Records

* BEGIN *

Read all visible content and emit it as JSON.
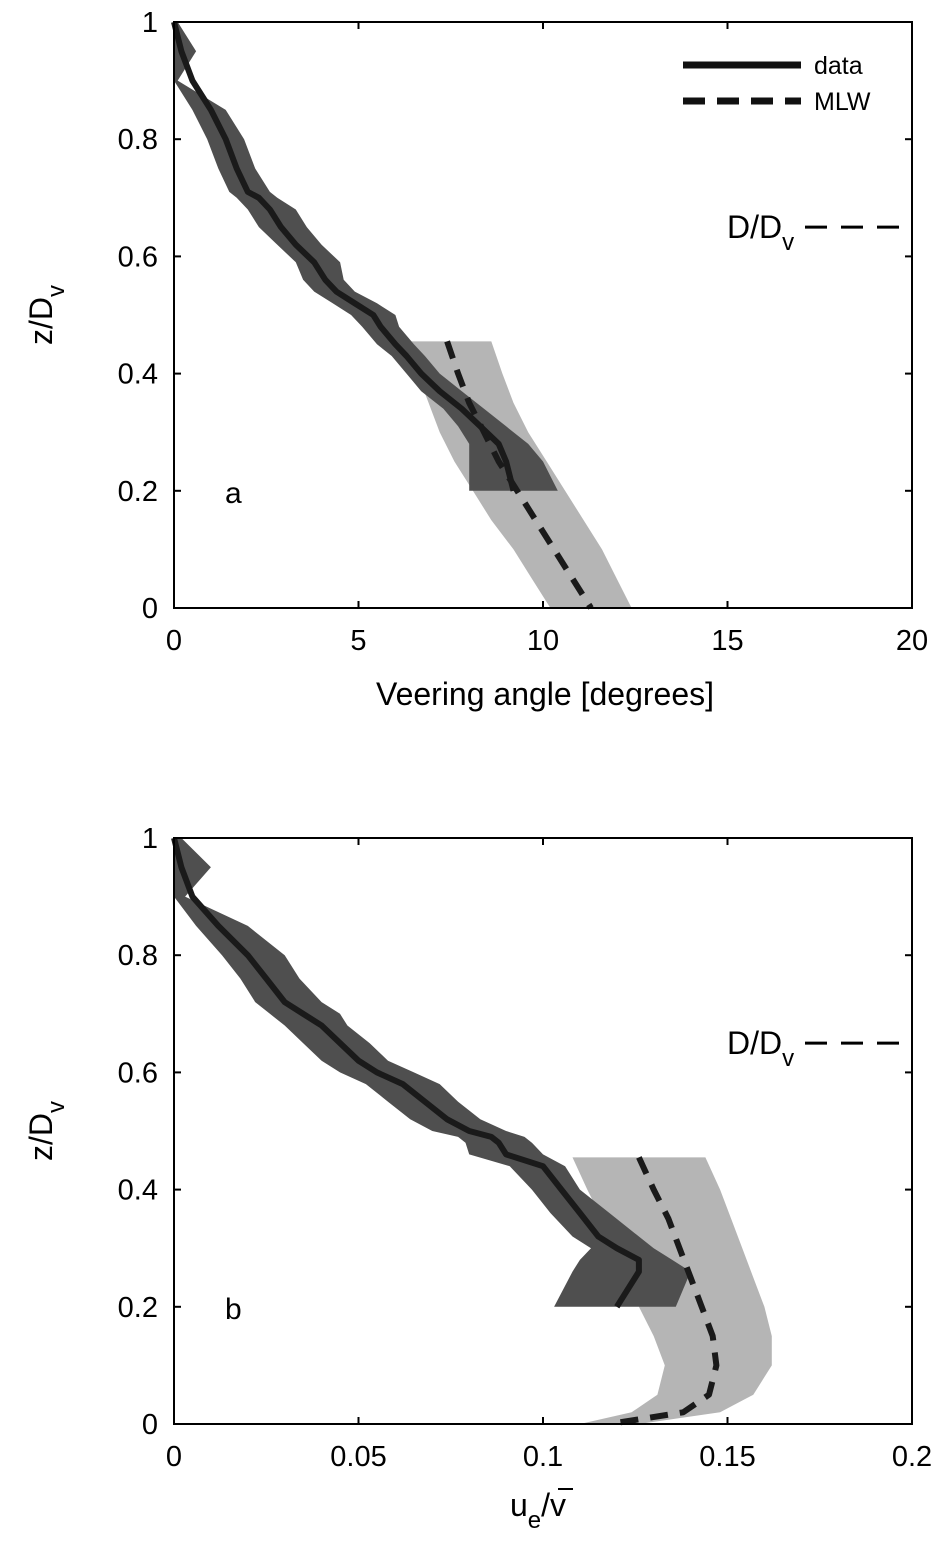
{
  "chart_data": [
    {
      "panel": "a",
      "type": "line",
      "xlabel": "Veering angle [degrees]",
      "ylabel": "z/D",
      "ylabel_sub": "v",
      "xlim": [
        0,
        20
      ],
      "ylim": [
        0,
        1
      ],
      "xticks": [
        0,
        5,
        10,
        15,
        20
      ],
      "xtick_labels": [
        "0",
        "5",
        "10",
        "15",
        "20"
      ],
      "yticks": [
        0,
        0.2,
        0.4,
        0.6,
        0.8,
        1
      ],
      "ytick_labels": [
        "0",
        "0.2",
        "0.4",
        "0.6",
        "0.8",
        "1"
      ],
      "panel_label": "a",
      "legend": {
        "placement": "top-right",
        "entries": [
          {
            "label": "data",
            "style": "solid"
          },
          {
            "label": "MLW",
            "style": "dashed"
          }
        ]
      },
      "reference_line": {
        "label": "D/D",
        "label_sub": "v",
        "y": 0.65,
        "style": "dashed"
      },
      "series": [
        {
          "name": "data",
          "style": "solid",
          "color": "#1a1a1a",
          "band_color": "#4f4f4f",
          "x": [
            0.0,
            0.2,
            0.5,
            1.0,
            1.4,
            1.7,
            2.0,
            2.3,
            2.6,
            2.9,
            3.3,
            3.8,
            4.1,
            4.4,
            4.9,
            5.4,
            5.6,
            6.0,
            6.3,
            6.7,
            7.2,
            7.8,
            8.3,
            8.8,
            9.0,
            9.2
          ],
          "y": [
            1.0,
            0.95,
            0.9,
            0.85,
            0.8,
            0.75,
            0.71,
            0.7,
            0.68,
            0.65,
            0.62,
            0.59,
            0.56,
            0.54,
            0.52,
            0.5,
            0.48,
            0.45,
            0.43,
            0.4,
            0.37,
            0.34,
            0.31,
            0.28,
            0.25,
            0.2
          ],
          "band_low": [
            0.0,
            0.0,
            0.0,
            0.5,
            0.9,
            1.2,
            1.5,
            1.7,
            2.0,
            2.3,
            2.8,
            3.3,
            3.5,
            3.8,
            4.3,
            4.8,
            5.1,
            5.5,
            5.9,
            6.3,
            6.7,
            7.3,
            7.7,
            8.0,
            8.0,
            8.0
          ],
          "band_high": [
            0.1,
            0.6,
            0.1,
            1.4,
            1.9,
            2.2,
            2.6,
            2.8,
            3.3,
            3.6,
            4.0,
            4.5,
            4.6,
            4.9,
            5.5,
            6.0,
            6.1,
            6.5,
            6.8,
            7.2,
            7.8,
            8.4,
            9.0,
            9.6,
            10.0,
            10.4
          ]
        },
        {
          "name": "MLW",
          "style": "dashed",
          "color": "#1a1a1a",
          "band_color": "#b5b5b5",
          "y": [
            0.455,
            0.4,
            0.35,
            0.3,
            0.25,
            0.2,
            0.15,
            0.1,
            0.05,
            0.0
          ],
          "x": [
            7.4,
            7.7,
            8.0,
            8.4,
            8.8,
            9.3,
            9.8,
            10.3,
            10.8,
            11.3
          ],
          "band_low": [
            6.2,
            6.6,
            6.9,
            7.2,
            7.6,
            8.1,
            8.6,
            9.2,
            9.7,
            10.2
          ],
          "band_high": [
            8.6,
            8.9,
            9.2,
            9.6,
            10.1,
            10.6,
            11.1,
            11.6,
            12.0,
            12.4
          ]
        }
      ]
    },
    {
      "panel": "b",
      "type": "line",
      "xlabel": "u",
      "xlabel_sub": "e",
      "xlabel_tail": "/v",
      "ylabel": "z/D",
      "ylabel_sub": "v",
      "xlim": [
        0,
        0.2
      ],
      "ylim": [
        0,
        1
      ],
      "xticks": [
        0,
        0.05,
        0.1,
        0.15,
        0.2
      ],
      "xtick_labels": [
        "0",
        "0.05",
        "0.1",
        "0.15",
        "0.2"
      ],
      "yticks": [
        0,
        0.2,
        0.4,
        0.6,
        0.8,
        1
      ],
      "ytick_labels": [
        "0",
        "0.2",
        "0.4",
        "0.6",
        "0.8",
        "1"
      ],
      "panel_label": "b",
      "reference_line": {
        "label": "D/D",
        "label_sub": "v",
        "y": 0.65,
        "style": "dashed"
      },
      "series": [
        {
          "name": "data",
          "style": "solid",
          "color": "#1a1a1a",
          "band_color": "#4f4f4f",
          "x": [
            0.0,
            0.002,
            0.005,
            0.012,
            0.02,
            0.025,
            0.03,
            0.035,
            0.04,
            0.045,
            0.05,
            0.055,
            0.062,
            0.068,
            0.074,
            0.08,
            0.086,
            0.088,
            0.09,
            0.1,
            0.105,
            0.11,
            0.115,
            0.12,
            0.126,
            0.126,
            0.12
          ],
          "y": [
            1.0,
            0.95,
            0.9,
            0.85,
            0.8,
            0.76,
            0.72,
            0.7,
            0.68,
            0.65,
            0.62,
            0.6,
            0.58,
            0.55,
            0.52,
            0.5,
            0.49,
            0.48,
            0.46,
            0.44,
            0.4,
            0.36,
            0.32,
            0.3,
            0.28,
            0.26,
            0.2
          ],
          "band_low": [
            0.0,
            0.0,
            0.0,
            0.006,
            0.013,
            0.018,
            0.022,
            0.026,
            0.03,
            0.035,
            0.04,
            0.045,
            0.052,
            0.058,
            0.064,
            0.07,
            0.077,
            0.079,
            0.08,
            0.091,
            0.097,
            0.102,
            0.108,
            0.113,
            0.11,
            0.108,
            0.103
          ],
          "band_high": [
            0.002,
            0.01,
            0.003,
            0.02,
            0.03,
            0.034,
            0.04,
            0.045,
            0.047,
            0.053,
            0.058,
            0.065,
            0.072,
            0.077,
            0.083,
            0.09,
            0.095,
            0.097,
            0.1,
            0.106,
            0.11,
            0.118,
            0.126,
            0.13,
            0.135,
            0.14,
            0.136
          ]
        },
        {
          "name": "MLW",
          "style": "dashed",
          "color": "#1a1a1a",
          "band_color": "#b5b5b5",
          "y": [
            0.455,
            0.4,
            0.35,
            0.3,
            0.25,
            0.2,
            0.15,
            0.1,
            0.05,
            0.02,
            0.0
          ],
          "x": [
            0.126,
            0.13,
            0.134,
            0.137,
            0.14,
            0.143,
            0.146,
            0.147,
            0.145,
            0.138,
            0.118
          ],
          "band_low": [
            0.108,
            0.112,
            0.116,
            0.119,
            0.122,
            0.126,
            0.13,
            0.133,
            0.131,
            0.124,
            0.11
          ],
          "band_high": [
            0.144,
            0.148,
            0.151,
            0.154,
            0.157,
            0.16,
            0.162,
            0.162,
            0.157,
            0.148,
            0.126
          ]
        }
      ]
    }
  ]
}
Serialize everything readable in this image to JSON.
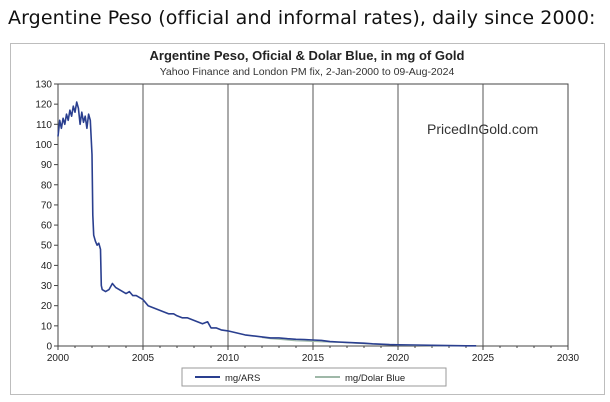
{
  "page": {
    "heading": "Argentine Peso (official and informal rates), daily since 2000:"
  },
  "chart_data": {
    "type": "line",
    "title": "Argentine Peso, Oficial & Dolar Blue, in mg of Gold",
    "subtitle": "Yahoo Finance and London PM fix, 2-Jan-2000 to 09-Aug-2024",
    "watermark": "PricedInGold.com",
    "xlabel": "",
    "ylabel": "",
    "xlim": [
      2000,
      2030
    ],
    "ylim": [
      0,
      130
    ],
    "xticks": [
      2000,
      2005,
      2010,
      2015,
      2020,
      2025,
      2030
    ],
    "yticks": [
      0,
      10,
      20,
      30,
      40,
      50,
      60,
      70,
      80,
      90,
      100,
      110,
      120,
      130
    ],
    "grid": "vertical-major",
    "legend_position": "bottom",
    "series": [
      {
        "name": "mg/ARS",
        "color": "#2a3f8f",
        "x": [
          2000.0,
          2000.1,
          2000.2,
          2000.3,
          2000.4,
          2000.5,
          2000.6,
          2000.7,
          2000.8,
          2000.9,
          2001.0,
          2001.1,
          2001.2,
          2001.3,
          2001.4,
          2001.5,
          2001.6,
          2001.7,
          2001.8,
          2001.9,
          2002.0,
          2002.05,
          2002.1,
          2002.2,
          2002.3,
          2002.4,
          2002.5,
          2002.55,
          2002.6,
          2002.8,
          2003.0,
          2003.2,
          2003.4,
          2003.6,
          2003.8,
          2004.0,
          2004.2,
          2004.4,
          2004.6,
          2004.8,
          2005.0,
          2005.3,
          2005.6,
          2005.9,
          2006.2,
          2006.5,
          2006.8,
          2007.0,
          2007.3,
          2007.6,
          2007.9,
          2008.2,
          2008.5,
          2008.8,
          2009.0,
          2009.3,
          2009.6,
          2010.0,
          2010.5,
          2011.0,
          2011.5,
          2012.0,
          2012.5,
          2013.0,
          2013.5,
          2014.0,
          2014.5,
          2015.0,
          2015.5,
          2016.0,
          2016.5,
          2017.0,
          2017.5,
          2018.0,
          2018.5,
          2019.0,
          2019.5,
          2020.0,
          2021.0,
          2022.0,
          2023.0,
          2024.0,
          2024.6
        ],
        "values": [
          104,
          112,
          108,
          113,
          110,
          115,
          112,
          117,
          114,
          119,
          116,
          121,
          118,
          110,
          116,
          111,
          114,
          108,
          115,
          112,
          95,
          65,
          55,
          52,
          50,
          51,
          48,
          30,
          28,
          27,
          28,
          31,
          29,
          28,
          27,
          26,
          27,
          25,
          25,
          24,
          23,
          20,
          19,
          18,
          17,
          16,
          16,
          15,
          14,
          14,
          13,
          12,
          11,
          12,
          9,
          9,
          8,
          7.5,
          6.5,
          5.5,
          5,
          4.5,
          4,
          4,
          3.6,
          3.3,
          3.2,
          3,
          2.8,
          2.2,
          2,
          1.8,
          1.6,
          1.4,
          1.1,
          0.9,
          0.7,
          0.6,
          0.5,
          0.35,
          0.2,
          0.1,
          0.08
        ]
      },
      {
        "name": "mg/Dolar Blue",
        "color": "#9fb8a8",
        "x": [
          2012.0,
          2012.5,
          2013.0,
          2013.5,
          2014.0,
          2014.5,
          2015.0,
          2015.5,
          2016.0,
          2017.0,
          2018.0,
          2019.0,
          2020.0,
          2021.0,
          2022.0,
          2023.0,
          2024.0,
          2024.6
        ],
        "values": [
          4.2,
          3.6,
          3.3,
          3.0,
          2.6,
          2.5,
          2.3,
          2.1,
          2.0,
          1.7,
          1.2,
          0.8,
          0.45,
          0.32,
          0.18,
          0.1,
          0.06,
          0.05
        ]
      }
    ]
  }
}
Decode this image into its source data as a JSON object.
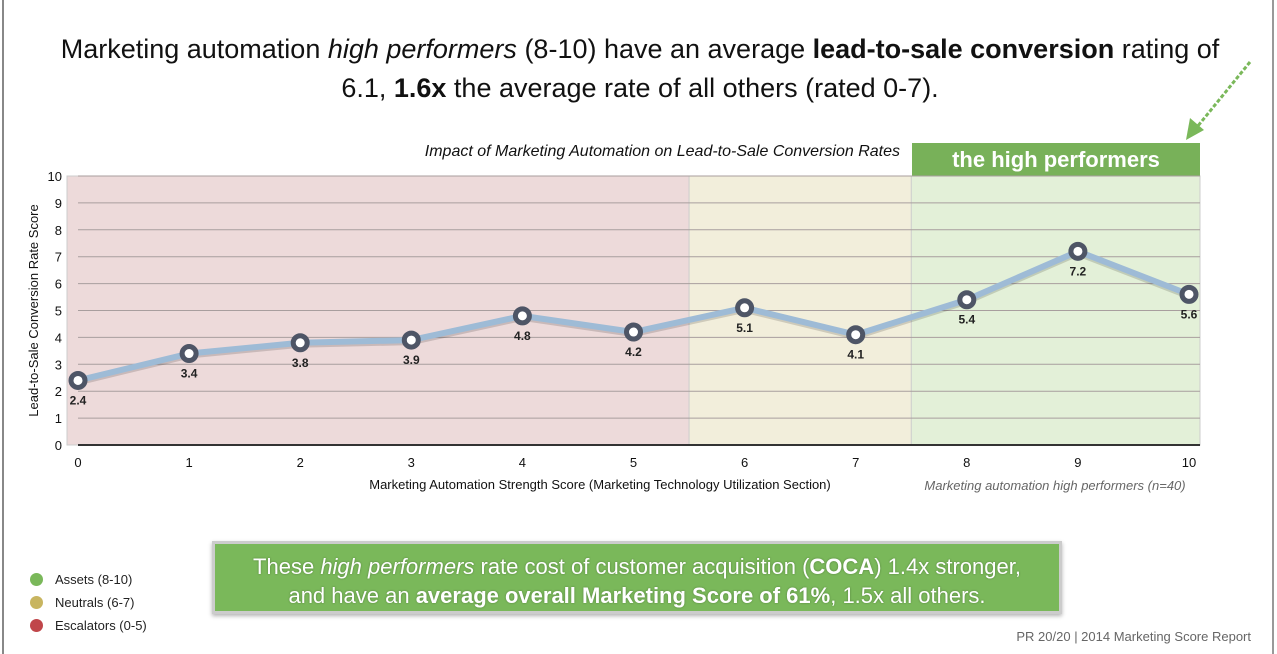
{
  "headline": {
    "p1": "Marketing automation ",
    "p2": "high performers",
    "p3": " (8-10) have an average ",
    "p4": "lead-to-sale conversion",
    "p5": " rating of 6.1, ",
    "p6": "1.6x",
    "p7": " the average rate of all others (rated 0-7)."
  },
  "high_performers_label": "the high performers",
  "x_note": "Marketing automation high performers (n=40)",
  "colors": {
    "escalators": "#c0464a",
    "neutrals": "#c8b560",
    "assets": "#7ab85a",
    "line": "#9ebbd6",
    "marker": "#4e5566",
    "band_red": "#eddada",
    "band_yellow": "#f2eedb",
    "band_green": "#e3f0d8"
  },
  "chart_data": {
    "type": "line",
    "title": "Impact of Marketing Automation on Lead-to-Sale Conversion Rates",
    "xlabel": "Marketing Automation Strength Score (Marketing Technology Utilization Section)",
    "ylabel": "Lead-to-Sale Conversion Rate Score",
    "x": [
      0,
      1,
      2,
      3,
      4,
      5,
      6,
      7,
      8,
      9,
      10
    ],
    "values": [
      2.4,
      3.4,
      3.8,
      3.9,
      4.8,
      4.2,
      5.1,
      4.1,
      5.4,
      7.2,
      5.6
    ],
    "data_labels": [
      "2.4",
      "3.4",
      "3.8",
      "3.9",
      "4.8",
      "4.2",
      "5.1",
      "4.1",
      "5.4",
      "7.2",
      "5.6"
    ],
    "xlim": [
      0,
      10
    ],
    "ylim": [
      0,
      10
    ],
    "yticks": [
      "0",
      "1",
      "2",
      "3",
      "4",
      "5",
      "6",
      "7",
      "8",
      "9",
      "10"
    ],
    "xticks": [
      "0",
      "1",
      "2",
      "3",
      "4",
      "5",
      "6",
      "7",
      "8",
      "9",
      "10"
    ],
    "grid": true,
    "bands": [
      {
        "name": "Escalators",
        "from": 0,
        "to": 5,
        "color": "#eddada"
      },
      {
        "name": "Neutrals",
        "from": 6,
        "to": 7,
        "color": "#f2eedb"
      },
      {
        "name": "Assets",
        "from": 8,
        "to": 10,
        "color": "#e3f0d8"
      }
    ]
  },
  "legend": [
    {
      "label": "Assets (8-10)",
      "color": "#7ab85a"
    },
    {
      "label": "Neutrals (6-7)",
      "color": "#c8b560"
    },
    {
      "label": "Escalators (0-5)",
      "color": "#c0464a"
    }
  ],
  "callout": {
    "a": "These ",
    "b": "high performers",
    "c": " rate cost of customer acquisition (",
    "d": "COCA",
    "e": ") 1.4x stronger,",
    "f": "and have an ",
    "g": "average overall Marketing Score of 61%",
    "h": ", 1.5x all others."
  },
  "footer": "PR 20/20 | 2014 Marketing Score Report"
}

* END *

Prompt:
In the lines above, locate the string "Blue". Copy every line where it occurs.

Result of this exercise:
    "title": "Argentine Peso, Oficial & Dolar Blue, in mg of Gold",
        "name": "mg/Dolar Blue",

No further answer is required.